State how many lines of the entries include the string "times", please, leaving out everything but the number.

**Data for the task**
##############################
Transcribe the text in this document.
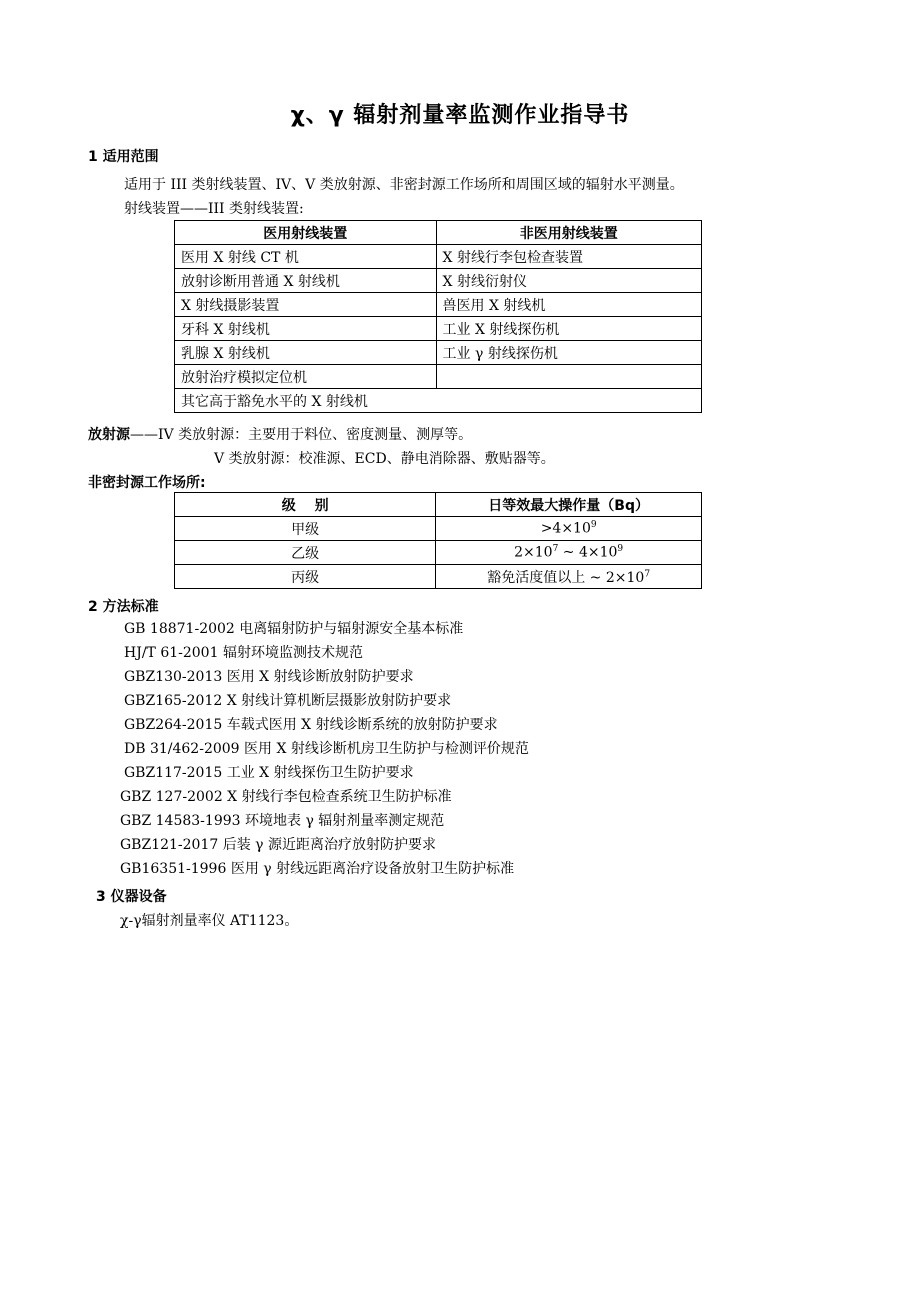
χ、γ 辐射剂量率监测作业指导书
1 适用范围
适用于 III 类射线装置、IV、V 类放射源、非密封源工作场所和周围区域的辐射水平测量。
射线装置——III 类射线装置:
医用射线装置	非医用射线装置
医用 X 射线 CT 机	X 射线行李包检查装置
放射诊断用普通 X 射线机	X 射线衍射仪
X 射线摄影装置	兽医用 X 射线机
牙科 X 射线机	工业 X 射线探伤机
乳腺 X 射线机	工业 γ 射线探伤机
放射治疗模拟定位机	
其它高于豁免水平的 X 射线机	
放射源——IV 类放射源：主要用于料位、密度测量、测厚等。
V 类放射源：校准源、ECD、静电消除器、敷贴器等。
非密封源工作场所:
级　 别	日等效最大操作量（Bq）
甲级	$>4\times 10^9$
乙级	$2\times 10^7$ ~ $4\times 10^9$
丙级	豁免活度值以上 ~ $2\times 10^7$
2 方法标准
GB 18871-2002 电离辐射防护与辐射源安全基本标准
HJ/T 61-2001 辐射环境监测技术规范
GBZ130-2013 医用 X 射线诊断放射防护要求
GBZ165-2012 X 射线计算机断层摄影放射防护要求
GBZ264-2015 车载式医用 X 射线诊断系统的放射防护要求
DB 31/462-2009 医用 X 射线诊断机房卫生防护与检测评价规范
GBZ117-2015 工业 X 射线探伤卫生防护要求
GBZ 127-2002 X 射线行李包检查系统卫生防护标准
GBZ 14583-1993 环境地表 γ 辐射剂量率测定规范
GBZ121-2017 后装 γ 源近距离治疗放射防护要求
GB16351-1996 医用 γ 射线远距离治疗设备放射卫生防护标准
3 仪器设备
χ-γ辐射剂量率仪 AT1123。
##############################
**Expected answer**
3